→ **Exercise requirements**
Copy out every record below with complete accuracy.

Chart and figure data
++++++
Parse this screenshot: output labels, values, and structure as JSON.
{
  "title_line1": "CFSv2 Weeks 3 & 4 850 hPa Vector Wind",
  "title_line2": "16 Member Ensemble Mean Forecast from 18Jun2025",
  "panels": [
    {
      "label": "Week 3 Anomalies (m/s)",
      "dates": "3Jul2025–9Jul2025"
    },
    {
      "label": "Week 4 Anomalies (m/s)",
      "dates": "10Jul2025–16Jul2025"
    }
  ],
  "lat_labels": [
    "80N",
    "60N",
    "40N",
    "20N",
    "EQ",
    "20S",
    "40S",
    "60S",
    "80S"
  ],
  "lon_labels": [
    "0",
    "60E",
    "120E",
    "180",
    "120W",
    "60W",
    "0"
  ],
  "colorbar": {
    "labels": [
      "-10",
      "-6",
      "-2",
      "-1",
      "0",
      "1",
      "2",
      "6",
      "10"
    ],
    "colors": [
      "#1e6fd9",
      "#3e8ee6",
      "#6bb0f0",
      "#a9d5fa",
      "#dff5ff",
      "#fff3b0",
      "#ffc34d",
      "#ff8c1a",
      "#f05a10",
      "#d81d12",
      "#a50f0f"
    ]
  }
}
++++++
→ **Solution to this exercise**
Parse this screenshot: output labels, values, and structure as JSON.
{
  "title_line1": "CFSv2 Weeks 3 & 4 850 hPa Vector Wind",
  "title_line2": "16 Member Ensemble Mean Forecast from 18Jun2025",
  "panels": [
    {
      "label": "Week 3 Anomalies (m/s)",
      "dates": "3Jul2025–9Jul2025"
    },
    {
      "label": "Week 4 Anomalies (m/s)",
      "dates": "10Jul2025–16Jul2025"
    }
  ],
  "lat_labels": [
    "80N",
    "60N",
    "40N",
    "20N",
    "EQ",
    "20S",
    "40S",
    "60S",
    "80S"
  ],
  "lon_labels": [
    "0",
    "60E",
    "120E",
    "180",
    "120W",
    "60W",
    "0"
  ],
  "colorbar": {
    "labels": [
      "-10",
      "-6",
      "-2",
      "-1",
      "0",
      "1",
      "2",
      "6",
      "10"
    ],
    "colors": [
      "#1e6fd9",
      "#3e8ee6",
      "#6bb0f0",
      "#a9d5fa",
      "#dff5ff",
      "#fff3b0",
      "#ffc34d",
      "#ff8c1a",
      "#f05a10",
      "#d81d12",
      "#a50f0f"
    ]
  }
}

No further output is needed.